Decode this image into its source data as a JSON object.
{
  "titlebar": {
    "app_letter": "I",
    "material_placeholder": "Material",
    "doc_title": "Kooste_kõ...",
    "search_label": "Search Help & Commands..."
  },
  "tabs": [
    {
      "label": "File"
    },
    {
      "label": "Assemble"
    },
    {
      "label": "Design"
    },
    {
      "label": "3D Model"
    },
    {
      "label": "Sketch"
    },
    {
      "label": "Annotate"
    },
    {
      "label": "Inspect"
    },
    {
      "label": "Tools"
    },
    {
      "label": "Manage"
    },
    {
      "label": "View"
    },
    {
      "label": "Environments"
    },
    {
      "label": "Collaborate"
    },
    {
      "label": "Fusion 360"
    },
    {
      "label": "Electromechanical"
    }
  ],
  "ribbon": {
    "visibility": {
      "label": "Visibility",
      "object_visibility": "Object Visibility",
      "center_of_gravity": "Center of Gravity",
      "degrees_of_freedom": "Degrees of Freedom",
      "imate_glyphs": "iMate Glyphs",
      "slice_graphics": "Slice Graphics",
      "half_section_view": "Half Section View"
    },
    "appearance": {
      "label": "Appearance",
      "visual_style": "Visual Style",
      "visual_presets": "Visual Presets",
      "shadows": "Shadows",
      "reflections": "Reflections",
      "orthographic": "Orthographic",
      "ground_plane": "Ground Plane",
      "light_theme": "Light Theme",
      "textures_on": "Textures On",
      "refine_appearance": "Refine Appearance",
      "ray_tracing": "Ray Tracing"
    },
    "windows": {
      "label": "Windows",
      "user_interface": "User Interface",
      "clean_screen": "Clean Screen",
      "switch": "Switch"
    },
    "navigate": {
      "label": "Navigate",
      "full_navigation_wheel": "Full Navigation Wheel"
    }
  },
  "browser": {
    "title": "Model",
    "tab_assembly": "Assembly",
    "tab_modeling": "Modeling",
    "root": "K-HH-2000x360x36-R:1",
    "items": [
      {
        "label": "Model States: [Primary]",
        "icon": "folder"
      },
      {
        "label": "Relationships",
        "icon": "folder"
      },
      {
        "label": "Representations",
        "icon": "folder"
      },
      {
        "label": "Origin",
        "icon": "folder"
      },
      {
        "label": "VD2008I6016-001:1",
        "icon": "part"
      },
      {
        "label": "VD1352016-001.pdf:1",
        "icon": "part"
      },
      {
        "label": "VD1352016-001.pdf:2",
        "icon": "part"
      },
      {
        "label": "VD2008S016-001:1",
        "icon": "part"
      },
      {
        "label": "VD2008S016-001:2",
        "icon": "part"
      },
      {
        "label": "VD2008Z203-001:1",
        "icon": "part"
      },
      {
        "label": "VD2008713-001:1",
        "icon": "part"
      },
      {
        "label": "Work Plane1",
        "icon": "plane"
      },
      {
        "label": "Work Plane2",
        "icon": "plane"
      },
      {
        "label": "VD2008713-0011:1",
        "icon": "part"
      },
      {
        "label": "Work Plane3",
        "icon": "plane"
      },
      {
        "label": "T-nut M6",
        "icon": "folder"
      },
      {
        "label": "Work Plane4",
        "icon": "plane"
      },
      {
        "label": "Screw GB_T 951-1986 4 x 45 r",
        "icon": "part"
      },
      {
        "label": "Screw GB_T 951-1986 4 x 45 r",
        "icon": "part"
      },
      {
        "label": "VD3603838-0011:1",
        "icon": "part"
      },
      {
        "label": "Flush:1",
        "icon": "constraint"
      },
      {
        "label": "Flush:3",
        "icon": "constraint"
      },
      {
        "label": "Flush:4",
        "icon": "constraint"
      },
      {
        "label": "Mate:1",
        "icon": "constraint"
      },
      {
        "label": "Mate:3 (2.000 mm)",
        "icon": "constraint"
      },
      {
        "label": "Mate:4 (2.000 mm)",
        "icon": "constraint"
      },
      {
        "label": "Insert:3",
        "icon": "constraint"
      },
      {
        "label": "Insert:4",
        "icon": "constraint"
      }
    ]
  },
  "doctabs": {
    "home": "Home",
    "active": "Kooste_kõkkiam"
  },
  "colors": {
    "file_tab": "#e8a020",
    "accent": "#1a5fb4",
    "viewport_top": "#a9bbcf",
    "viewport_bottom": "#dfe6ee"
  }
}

■ ■ ■ ■ ■

**STATED EXERCISE**. Restate all of the entries exactly, please.

**SOLUTION FOR THIS TASK**.
Decode this image into its source data as a JSON object.
{
  "titlebar": {
    "app_letter": "I",
    "material_placeholder": "Material",
    "doc_title": "Kooste_kõ...",
    "search_label": "Search Help & Commands..."
  },
  "tabs": [
    {
      "label": "File"
    },
    {
      "label": "Assemble"
    },
    {
      "label": "Design"
    },
    {
      "label": "3D Model"
    },
    {
      "label": "Sketch"
    },
    {
      "label": "Annotate"
    },
    {
      "label": "Inspect"
    },
    {
      "label": "Tools"
    },
    {
      "label": "Manage"
    },
    {
      "label": "View"
    },
    {
      "label": "Environments"
    },
    {
      "label": "Collaborate"
    },
    {
      "label": "Fusion 360"
    },
    {
      "label": "Electromechanical"
    }
  ],
  "ribbon": {
    "visibility": {
      "label": "Visibility",
      "object_visibility": "Object Visibility",
      "center_of_gravity": "Center of Gravity",
      "degrees_of_freedom": "Degrees of Freedom",
      "imate_glyphs": "iMate Glyphs",
      "slice_graphics": "Slice Graphics",
      "half_section_view": "Half Section View"
    },
    "appearance": {
      "label": "Appearance",
      "visual_style": "Visual Style",
      "visual_presets": "Visual Presets",
      "shadows": "Shadows",
      "reflections": "Reflections",
      "orthographic": "Orthographic",
      "ground_plane": "Ground Plane",
      "light_theme": "Light Theme",
      "textures_on": "Textures On",
      "refine_appearance": "Refine Appearance",
      "ray_tracing": "Ray Tracing"
    },
    "windows": {
      "label": "Windows",
      "user_interface": "User Interface",
      "clean_screen": "Clean Screen",
      "switch": "Switch"
    },
    "navigate": {
      "label": "Navigate",
      "full_navigation_wheel": "Full Navigation Wheel"
    }
  },
  "browser": {
    "title": "Model",
    "tab_assembly": "Assembly",
    "tab_modeling": "Modeling",
    "root": "K-HH-2000x360x36-R:1",
    "items": [
      {
        "label": "Model States: [Primary]",
        "icon": "folder"
      },
      {
        "label": "Relationships",
        "icon": "folder"
      },
      {
        "label": "Representations",
        "icon": "folder"
      },
      {
        "label": "Origin",
        "icon": "folder"
      },
      {
        "label": "VD2008I6016-001:1",
        "icon": "part"
      },
      {
        "label": "VD1352016-001.pdf:1",
        "icon": "part"
      },
      {
        "label": "VD1352016-001.pdf:2",
        "icon": "part"
      },
      {
        "label": "VD2008S016-001:1",
        "icon": "part"
      },
      {
        "label": "VD2008S016-001:2",
        "icon": "part"
      },
      {
        "label": "VD2008Z203-001:1",
        "icon": "part"
      },
      {
        "label": "VD2008713-001:1",
        "icon": "part"
      },
      {
        "label": "Work Plane1",
        "icon": "plane"
      },
      {
        "label": "Work Plane2",
        "icon": "plane"
      },
      {
        "label": "VD2008713-0011:1",
        "icon": "part"
      },
      {
        "label": "Work Plane3",
        "icon": "plane"
      },
      {
        "label": "T-nut M6",
        "icon": "folder"
      },
      {
        "label": "Work Plane4",
        "icon": "plane"
      },
      {
        "label": "Screw GB_T 951-1986 4 x 45 r",
        "icon": "part"
      },
      {
        "label": "Screw GB_T 951-1986 4 x 45 r",
        "icon": "part"
      },
      {
        "label": "VD3603838-0011:1",
        "icon": "part"
      },
      {
        "label": "Flush:1",
        "icon": "constraint"
      },
      {
        "label": "Flush:3",
        "icon": "constraint"
      },
      {
        "label": "Flush:4",
        "icon": "constraint"
      },
      {
        "label": "Mate:1",
        "icon": "constraint"
      },
      {
        "label": "Mate:3 (2.000 mm)",
        "icon": "constraint"
      },
      {
        "label": "Mate:4 (2.000 mm)",
        "icon": "constraint"
      },
      {
        "label": "Insert:3",
        "icon": "constraint"
      },
      {
        "label": "Insert:4",
        "icon": "constraint"
      }
    ]
  },
  "doctabs": {
    "home": "Home",
    "active": "Kooste_kõkkiam"
  },
  "colors": {
    "file_tab": "#e8a020",
    "accent": "#1a5fb4",
    "viewport_top": "#a9bbcf",
    "viewport_bottom": "#dfe6ee"
  }
}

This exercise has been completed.